▸ Written problem: Return each line that holds the word "разработчик".
═════ Input records
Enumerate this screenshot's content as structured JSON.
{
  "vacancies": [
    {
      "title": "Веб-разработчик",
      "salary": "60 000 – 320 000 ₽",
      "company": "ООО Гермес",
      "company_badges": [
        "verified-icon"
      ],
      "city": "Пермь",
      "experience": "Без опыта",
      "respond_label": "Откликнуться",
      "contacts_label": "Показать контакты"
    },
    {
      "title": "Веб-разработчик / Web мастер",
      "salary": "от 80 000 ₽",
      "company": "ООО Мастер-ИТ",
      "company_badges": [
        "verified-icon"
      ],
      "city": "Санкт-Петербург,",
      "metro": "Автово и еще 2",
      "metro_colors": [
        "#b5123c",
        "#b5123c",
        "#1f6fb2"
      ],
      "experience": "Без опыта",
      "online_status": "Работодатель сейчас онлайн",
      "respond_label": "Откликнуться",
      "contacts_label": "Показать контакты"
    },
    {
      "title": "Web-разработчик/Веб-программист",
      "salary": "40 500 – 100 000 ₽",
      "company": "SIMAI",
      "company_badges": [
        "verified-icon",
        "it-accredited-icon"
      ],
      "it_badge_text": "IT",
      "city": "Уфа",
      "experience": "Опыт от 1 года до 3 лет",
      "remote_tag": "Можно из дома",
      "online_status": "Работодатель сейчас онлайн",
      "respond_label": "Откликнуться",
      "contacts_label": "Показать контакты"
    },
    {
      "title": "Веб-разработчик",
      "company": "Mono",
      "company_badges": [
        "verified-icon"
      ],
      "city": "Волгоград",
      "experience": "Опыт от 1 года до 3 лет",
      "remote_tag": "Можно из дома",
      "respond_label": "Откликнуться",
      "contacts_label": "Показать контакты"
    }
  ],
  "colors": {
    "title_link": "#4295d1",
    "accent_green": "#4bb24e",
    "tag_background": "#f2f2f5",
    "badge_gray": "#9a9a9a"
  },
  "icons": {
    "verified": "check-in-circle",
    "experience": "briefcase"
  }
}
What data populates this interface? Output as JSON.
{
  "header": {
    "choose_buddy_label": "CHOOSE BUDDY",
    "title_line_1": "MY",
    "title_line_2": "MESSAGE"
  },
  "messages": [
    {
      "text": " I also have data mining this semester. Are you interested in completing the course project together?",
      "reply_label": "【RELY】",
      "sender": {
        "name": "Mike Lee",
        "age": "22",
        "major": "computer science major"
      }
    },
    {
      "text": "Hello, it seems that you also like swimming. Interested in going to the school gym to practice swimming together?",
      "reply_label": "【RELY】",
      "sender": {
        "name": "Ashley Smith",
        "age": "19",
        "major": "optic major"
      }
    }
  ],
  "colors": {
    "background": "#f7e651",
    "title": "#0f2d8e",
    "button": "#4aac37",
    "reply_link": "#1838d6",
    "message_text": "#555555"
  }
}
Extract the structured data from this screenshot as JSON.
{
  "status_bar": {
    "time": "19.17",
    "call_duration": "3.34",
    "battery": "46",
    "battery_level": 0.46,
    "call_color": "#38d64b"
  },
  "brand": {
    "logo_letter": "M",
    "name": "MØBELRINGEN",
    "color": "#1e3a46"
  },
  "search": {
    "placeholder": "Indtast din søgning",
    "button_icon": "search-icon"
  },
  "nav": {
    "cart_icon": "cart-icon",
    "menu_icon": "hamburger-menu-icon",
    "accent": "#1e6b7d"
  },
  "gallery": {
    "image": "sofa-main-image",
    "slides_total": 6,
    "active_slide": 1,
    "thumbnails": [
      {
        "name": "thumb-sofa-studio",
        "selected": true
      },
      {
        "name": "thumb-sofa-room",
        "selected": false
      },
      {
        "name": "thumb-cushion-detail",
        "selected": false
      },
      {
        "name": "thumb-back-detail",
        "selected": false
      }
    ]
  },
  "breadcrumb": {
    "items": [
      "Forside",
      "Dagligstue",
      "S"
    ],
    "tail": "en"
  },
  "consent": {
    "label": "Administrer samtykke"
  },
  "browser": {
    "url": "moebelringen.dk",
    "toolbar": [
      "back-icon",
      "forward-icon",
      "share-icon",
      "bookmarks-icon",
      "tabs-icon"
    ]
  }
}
══════════
▸ Answer for the task:
      "title": "Веб-разработчик",
      "title": "Веб-разработчик / Web мастер",
      "title": "Web-разработчик/Веб-программист",
      "title": "Веб-разработчик",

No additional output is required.